* begin Supplied records *

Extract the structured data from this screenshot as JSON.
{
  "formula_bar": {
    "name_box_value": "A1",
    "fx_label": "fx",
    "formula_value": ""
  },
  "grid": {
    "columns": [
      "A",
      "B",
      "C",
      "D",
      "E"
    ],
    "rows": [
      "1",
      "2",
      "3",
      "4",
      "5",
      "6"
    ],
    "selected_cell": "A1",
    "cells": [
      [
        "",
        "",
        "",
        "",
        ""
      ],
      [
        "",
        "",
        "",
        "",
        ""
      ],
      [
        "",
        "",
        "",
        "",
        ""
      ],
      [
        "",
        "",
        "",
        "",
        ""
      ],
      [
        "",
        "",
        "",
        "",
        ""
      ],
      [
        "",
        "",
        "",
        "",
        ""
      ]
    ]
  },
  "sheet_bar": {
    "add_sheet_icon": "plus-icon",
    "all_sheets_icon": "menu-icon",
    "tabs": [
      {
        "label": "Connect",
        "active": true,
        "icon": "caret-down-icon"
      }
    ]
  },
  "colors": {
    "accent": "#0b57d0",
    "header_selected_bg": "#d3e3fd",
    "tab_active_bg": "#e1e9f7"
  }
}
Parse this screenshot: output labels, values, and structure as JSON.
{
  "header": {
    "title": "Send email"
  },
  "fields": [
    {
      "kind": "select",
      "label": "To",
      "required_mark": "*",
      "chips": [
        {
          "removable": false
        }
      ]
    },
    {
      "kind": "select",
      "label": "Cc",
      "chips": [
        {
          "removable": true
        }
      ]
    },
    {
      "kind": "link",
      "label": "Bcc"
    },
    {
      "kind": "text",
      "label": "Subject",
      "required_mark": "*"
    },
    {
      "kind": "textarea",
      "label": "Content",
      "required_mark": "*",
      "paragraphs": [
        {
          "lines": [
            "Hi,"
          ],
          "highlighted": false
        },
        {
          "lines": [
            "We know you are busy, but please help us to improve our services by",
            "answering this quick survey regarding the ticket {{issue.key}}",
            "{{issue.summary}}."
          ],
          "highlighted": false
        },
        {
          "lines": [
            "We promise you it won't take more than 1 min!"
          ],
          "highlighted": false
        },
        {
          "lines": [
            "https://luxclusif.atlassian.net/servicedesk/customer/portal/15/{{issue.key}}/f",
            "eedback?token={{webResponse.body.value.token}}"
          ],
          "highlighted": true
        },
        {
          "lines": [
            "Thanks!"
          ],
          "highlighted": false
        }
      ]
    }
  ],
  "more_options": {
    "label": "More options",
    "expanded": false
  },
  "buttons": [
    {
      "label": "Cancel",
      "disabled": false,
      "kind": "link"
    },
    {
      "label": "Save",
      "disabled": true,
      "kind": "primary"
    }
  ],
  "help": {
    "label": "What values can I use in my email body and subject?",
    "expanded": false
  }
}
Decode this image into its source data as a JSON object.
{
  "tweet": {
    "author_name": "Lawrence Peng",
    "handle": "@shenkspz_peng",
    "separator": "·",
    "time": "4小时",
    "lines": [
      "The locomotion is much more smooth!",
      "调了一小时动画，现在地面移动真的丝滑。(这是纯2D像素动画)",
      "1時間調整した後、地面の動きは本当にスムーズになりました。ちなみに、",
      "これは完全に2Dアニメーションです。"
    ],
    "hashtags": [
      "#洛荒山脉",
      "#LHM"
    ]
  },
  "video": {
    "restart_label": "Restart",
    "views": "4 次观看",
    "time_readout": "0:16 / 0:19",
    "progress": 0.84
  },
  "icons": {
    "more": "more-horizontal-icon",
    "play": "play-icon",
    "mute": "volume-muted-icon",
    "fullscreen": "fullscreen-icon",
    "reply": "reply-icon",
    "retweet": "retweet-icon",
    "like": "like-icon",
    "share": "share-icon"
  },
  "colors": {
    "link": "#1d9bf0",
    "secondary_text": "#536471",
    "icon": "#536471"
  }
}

* end Supplied records *

Your goal: Set all of the records down again, exactly as they stand.

Solution for this problem:
Extract the structured data from this screenshot as JSON.
{
  "formula_bar": {
    "name_box_value": "A1",
    "fx_label": "fx",
    "formula_value": ""
  },
  "grid": {
    "columns": [
      "A",
      "B",
      "C",
      "D",
      "E"
    ],
    "rows": [
      "1",
      "2",
      "3",
      "4",
      "5",
      "6"
    ],
    "selected_cell": "A1",
    "cells": [
      [
        "",
        "",
        "",
        "",
        ""
      ],
      [
        "",
        "",
        "",
        "",
        ""
      ],
      [
        "",
        "",
        "",
        "",
        ""
      ],
      [
        "",
        "",
        "",
        "",
        ""
      ],
      [
        "",
        "",
        "",
        "",
        ""
      ],
      [
        "",
        "",
        "",
        "",
        ""
      ]
    ]
  },
  "sheet_bar": {
    "add_sheet_icon": "plus-icon",
    "all_sheets_icon": "menu-icon",
    "tabs": [
      {
        "label": "Connect",
        "active": true,
        "icon": "caret-down-icon"
      }
    ]
  },
  "colors": {
    "accent": "#0b57d0",
    "header_selected_bg": "#d3e3fd",
    "tab_active_bg": "#e1e9f7"
  }
}
Parse this screenshot: output labels, values, and structure as JSON.
{
  "header": {
    "title": "Send email"
  },
  "fields": [
    {
      "kind": "select",
      "label": "To",
      "required_mark": "*",
      "chips": [
        {
          "removable": false
        }
      ]
    },
    {
      "kind": "select",
      "label": "Cc",
      "chips": [
        {
          "removable": true
        }
      ]
    },
    {
      "kind": "link",
      "label": "Bcc"
    },
    {
      "kind": "text",
      "label": "Subject",
      "required_mark": "*"
    },
    {
      "kind": "textarea",
      "label": "Content",
      "required_mark": "*",
      "paragraphs": [
        {
          "lines": [
            "Hi,"
          ],
          "highlighted": false
        },
        {
          "lines": [
            "We know you are busy, but please help us to improve our services by",
            "answering this quick survey regarding the ticket {{issue.key}}",
            "{{issue.summary}}."
          ],
          "highlighted": false
        },
        {
          "lines": [
            "We promise you it won't take more than 1 min!"
          ],
          "highlighted": false
        },
        {
          "lines": [
            "https://luxclusif.atlassian.net/servicedesk/customer/portal/15/{{issue.key}}/f",
            "eedback?token={{webResponse.body.value.token}}"
          ],
          "highlighted": true
        },
        {
          "lines": [
            "Thanks!"
          ],
          "highlighted": false
        }
      ]
    }
  ],
  "more_options": {
    "label": "More options",
    "expanded": false
  },
  "buttons": [
    {
      "label": "Cancel",
      "disabled": false,
      "kind": "link"
    },
    {
      "label": "Save",
      "disabled": true,
      "kind": "primary"
    }
  ],
  "help": {
    "label": "What values can I use in my email body and subject?",
    "expanded": false
  }
}
Decode this image into its source data as a JSON object.
{
  "tweet": {
    "author_name": "Lawrence Peng",
    "handle": "@shenkspz_peng",
    "separator": "·",
    "time": "4小时",
    "lines": [
      "The locomotion is much more smooth!",
      "调了一小时动画，现在地面移动真的丝滑。(这是纯2D像素动画)",
      "1時間調整した後、地面の動きは本当にスムーズになりました。ちなみに、",
      "これは完全に2Dアニメーションです。"
    ],
    "hashtags": [
      "#洛荒山脉",
      "#LHM"
    ]
  },
  "video": {
    "restart_label": "Restart",
    "views": "4 次观看",
    "time_readout": "0:16 / 0:19",
    "progress": 0.84
  },
  "icons": {
    "more": "more-horizontal-icon",
    "play": "play-icon",
    "mute": "volume-muted-icon",
    "fullscreen": "fullscreen-icon",
    "reply": "reply-icon",
    "retweet": "retweet-icon",
    "like": "like-icon",
    "share": "share-icon"
  },
  "colors": {
    "link": "#1d9bf0",
    "secondary_text": "#536471",
    "icon": "#536471"
  }
}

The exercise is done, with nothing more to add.